------ Exercise inputs
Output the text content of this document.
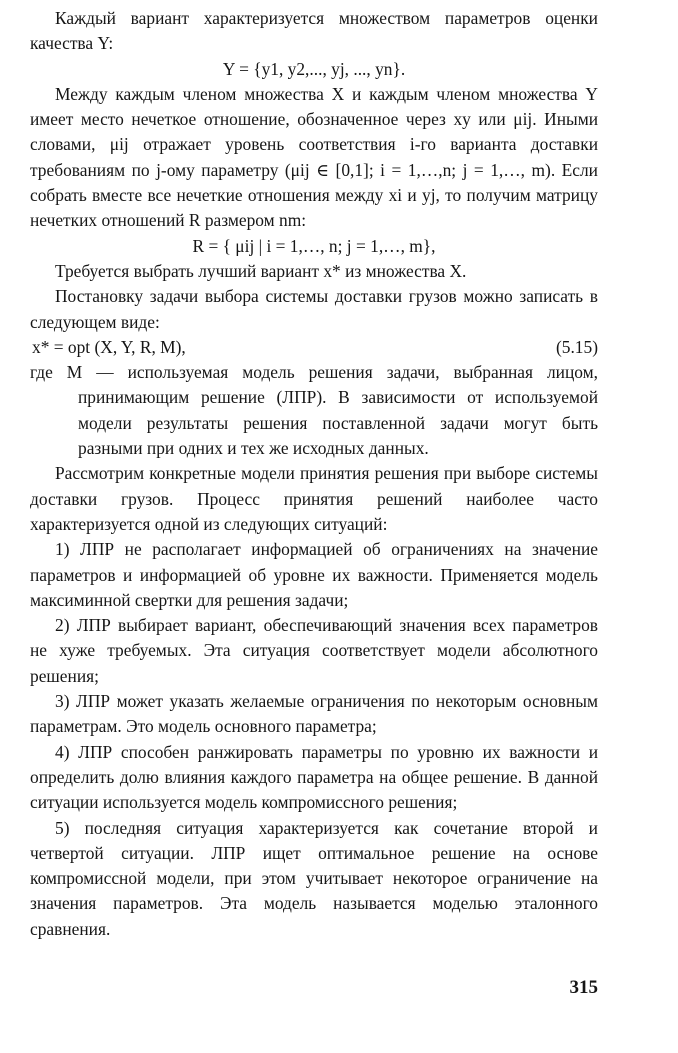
Каждый вариант характеризуется множеством параметров оценки качества Y:

Y = {y1, y2,..., yj, ..., yn}.

Между каждым членом множества X и каждым членом множества Y имеет место нечеткое отношение, обозначенное через xy или μij. Иными словами, μij отражает уровень соответствия i-го варианта доставки требованиям по j-ому параметру (μij ∈ [0,1]; i = 1,…,n; j = 1,…, m). Если собрать вместе все нечеткие отношения между xi и yj, то получим матрицу нечетких отношений R размером nm:

R = { μij | i = 1,…, n; j = 1,…, m},

Требуется выбрать лучший вариант x* из множества X.

Постановку задачи выбора системы доставки грузов можно записать в следующем виде:

x* = opt (X, Y, R, M),	(5.15)

где M — используемая модель решения задачи, выбранная лицом, принимающим решение (ЛПР). В зависимости от используемой модели результаты решения поставленной задачи могут быть разными при одних и тех же исходных данных.

Рассмотрим конкретные модели принятия решения при выборе системы доставки грузов. Процесс принятия решений наиболее часто характеризуется одной из следующих ситуаций:

1) ЛПР не располагает информацией об ограничениях на значение параметров и информацией об уровне их важности. Применяется модель максиминной свертки для решения задачи;

2) ЛПР выбирает вариант, обеспечивающий значения всех параметров не хуже требуемых. Эта ситуация соответствует модели абсолютного решения;

3) ЛПР может указать желаемые ограничения по некоторым основным параметрам. Это модель основного параметра;

4) ЛПР способен ранжировать параметры по уровню их важности и определить долю влияния каждого параметра на общее решение. В данной ситуации используется модель компромиссного решения;

5) последняя ситуация характеризуется как сочетание второй и четвертой ситуации. ЛПР ищет оптимальное решение на основе компромиссной модели, при этом учитывает некоторое ограничение на значения параметров. Эта модель называется моделью эталонного сравнения.

315
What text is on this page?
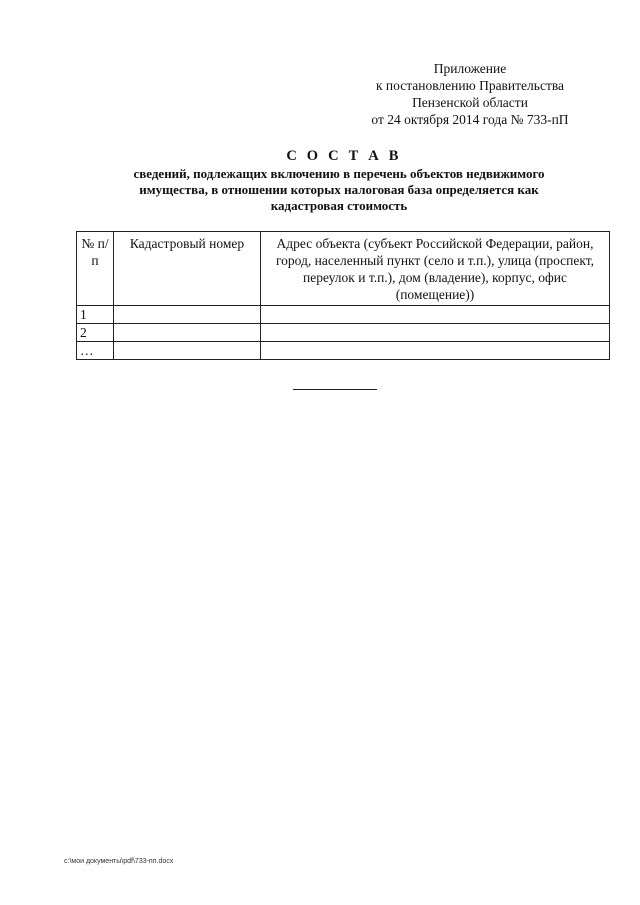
Приложение
к постановлению Правительства
Пензенской области
от 24 октября 2014 года № 733-пП
С О С Т А В
сведений, подлежащих включению в перечень объектов недвижимого имущества, в отношении которых налоговая база определяется как кадастровая стоимость
№ п/п	Кадастровый номер	Адрес объекта (субъект Российской Федерации, район, город, населенный пункт (село и т.п.), улица (проспект, переулок и т.п.), дом (владение), корпус, офис (помещение))
1		
2		
…		
c:\мои документы\pdf\733-пп.docx
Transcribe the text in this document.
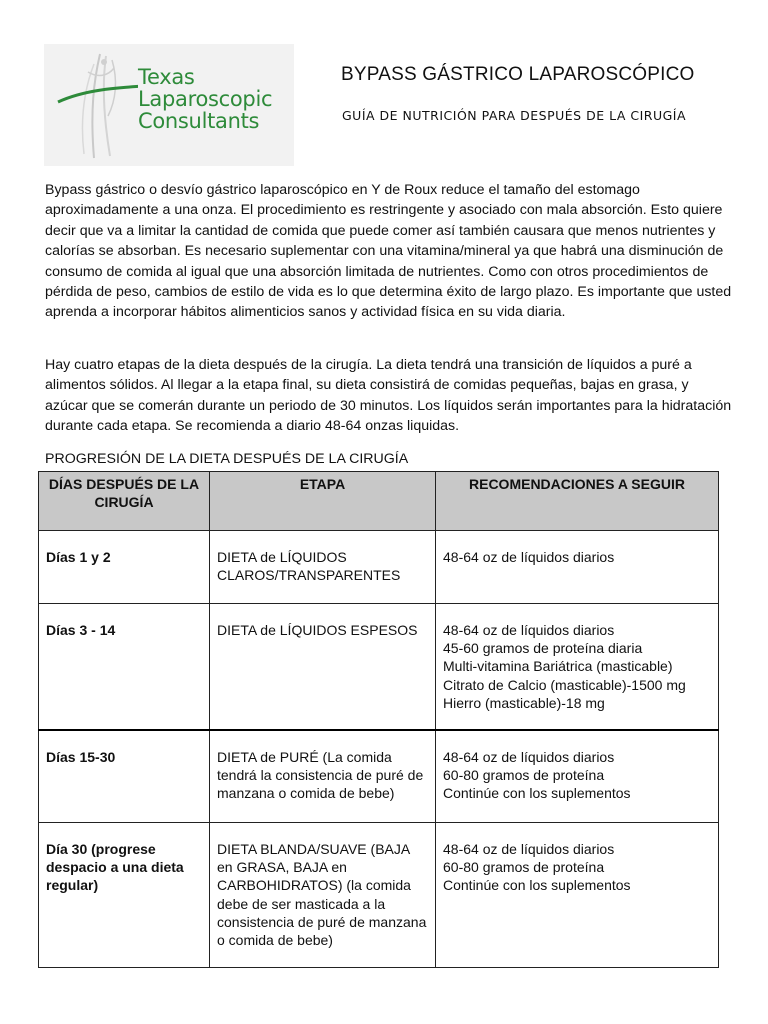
Texas
Laparoscopic
Consultants
BYPASS GÁSTRICO LAPAROSCÓPICO
GUÍA DE NUTRICIÓN PARA DESPUÉS DE LA CIRUGÍA

Bypass gástrico o desvío gástrico laparoscópico en Y de Roux reduce el tamaño del estomago aproximadamente a una onza. El procedimiento es restringente y asociado con mala absorción. Esto quiere decir que va a limitar la cantidad de comida que puede comer así también causara que menos nutrientes y calorías se absorban. Es necesario suplementar con una vitamina/mineral ya que habrá una disminución de consumo de comida al igual que una absorción limitada de nutrientes. Como con otros procedimientos de pérdida de peso, cambios de estilo de vida es lo que determina éxito de largo plazo. Es importante que usted aprenda a incorporar hábitos alimenticios sanos y actividad física en su vida diaria.

Hay cuatro etapas de la dieta después de la cirugía. La dieta tendrá una transición de líquidos a puré a alimentos sólidos. Al llegar a la etapa final, su dieta consistirá de comidas pequeñas, bajas en grasa, y azúcar que se comerán durante un periodo de 30 minutos. Los líquidos serán importantes para la hidratación durante cada etapa. Se recomienda a diario 48-64 onzas liquidas.

PROGRESIÓN DE LA DIETA DESPUÉS DE LA CIRUGÍA
DÍAS DESPUÉS DE LA CIRUGÍA	ETAPA	RECOMENDACIONES A SEGUIR
Días 1 y 2	DIETA de LÍQUIDOS CLAROS/TRANSPARENTES	48-64 oz de líquidos diarios

Días 3 - 14	DIETA de LÍQUIDOS ESPESOS	48-64 oz de líquidos diarios
45-60 gramos de proteína diaria
Multi-vitamina Bariátrica (masticable)
Citrato de Calcio (masticable)-1500 mg
Hierro (masticable)-18 mg

Días 15-30	DIETA de PURÉ (La comida tendrá la consistencia de puré de manzana o comida de bebe)	48-64 oz de líquidos diarios
60-80 gramos de proteína
Continúe con los suplementos

Día 30 (progrese despacio a una dieta regular)	DIETA BLANDA/SUAVE (BAJA en GRASA, BAJA en CARBOHIDRATOS) (la comida debe de ser masticada a la consistencia de puré de manzana o comida de bebe)	48-64 oz de líquidos diarios
60-80 gramos de proteína
Continúe con los suplementos
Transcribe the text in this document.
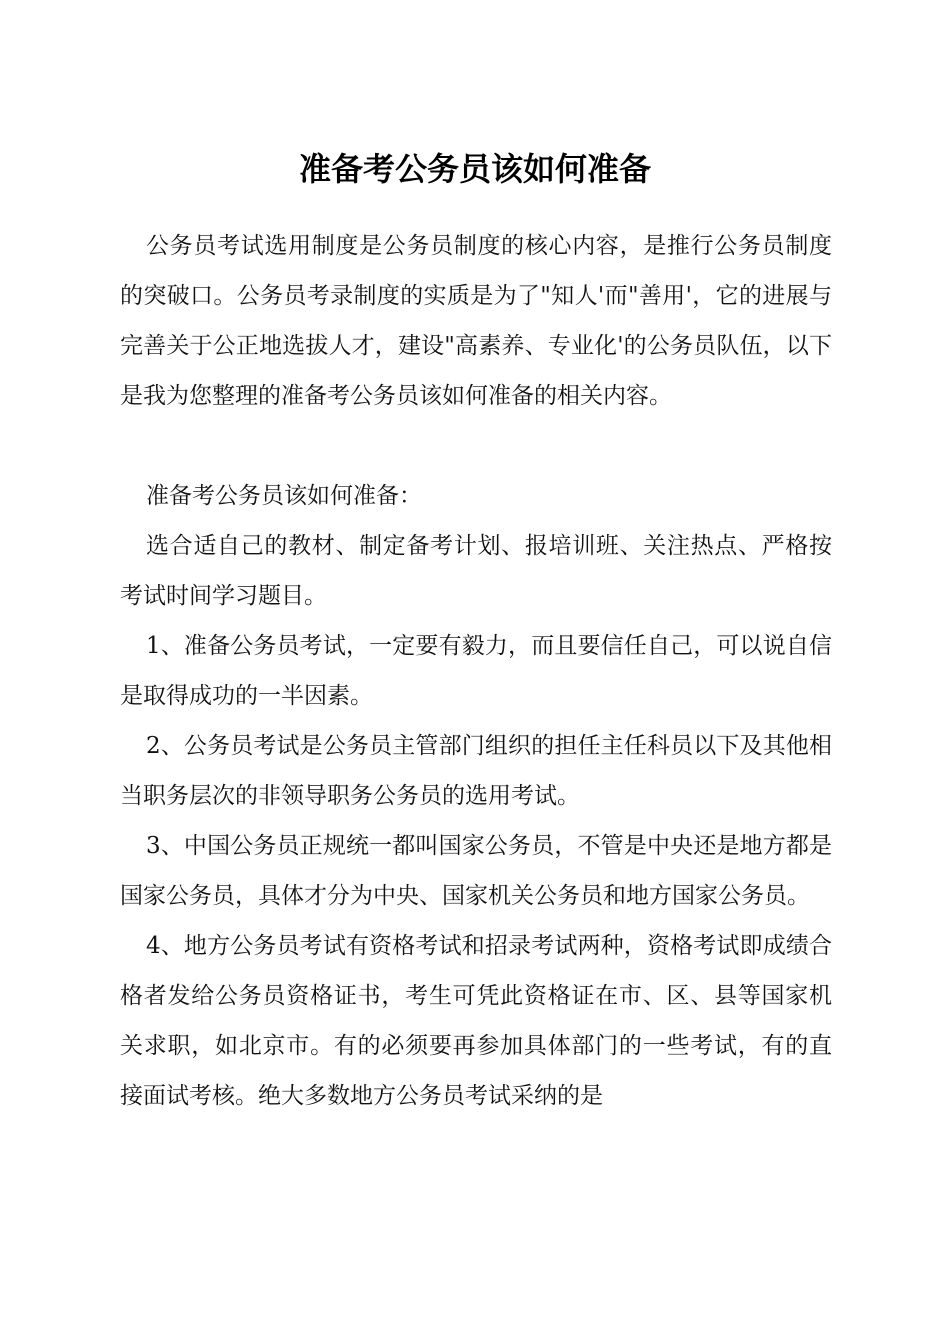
准备考公务员该如何准备

公务员考试选用制度是公务员制度的核心内容，是推行公务员制度的突破口。公务员考录制度的实质是为了"知人'而"善用'，它的进展与完善关于公正地选拔人才，建设"高素养、专业化'的公务员队伍，以下是我为您整理的准备考公务员该如何准备的相关内容。

准备考公务员该如何准备：

选合适自己的教材、制定备考计划、报培训班、关注热点、严格按考试时间学习题目。

1、准备公务员考试，一定要有毅力，而且要信任自己，可以说自信是取得成功的一半因素。

2、公务员考试是公务员主管部门组织的担任主任科员以下及其他相当职务层次的非领导职务公务员的选用考试。

3、中国公务员正规统一都叫国家公务员，不管是中央还是地方都是国家公务员，具体才分为中央、国家机关公务员和地方国家公务员。

4、地方公务员考试有资格考试和招录考试两种，资格考试即成绩合格者发给公务员资格证书，考生可凭此资格证在市、区、县等国家机关求职，如北京市。有的必须要再参加具体部门的一些考试，有的直接面试考核。绝大多数地方公务员考试采纳的是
------------
Your instructions :: Where does the word "masticable" appear? Return each line that holds it.

Solution ::
Multi-vitamina Bariátrica (masticable)
Citrato de Calcio (masticable)-1500 mg
Hierro (masticable)-18 mg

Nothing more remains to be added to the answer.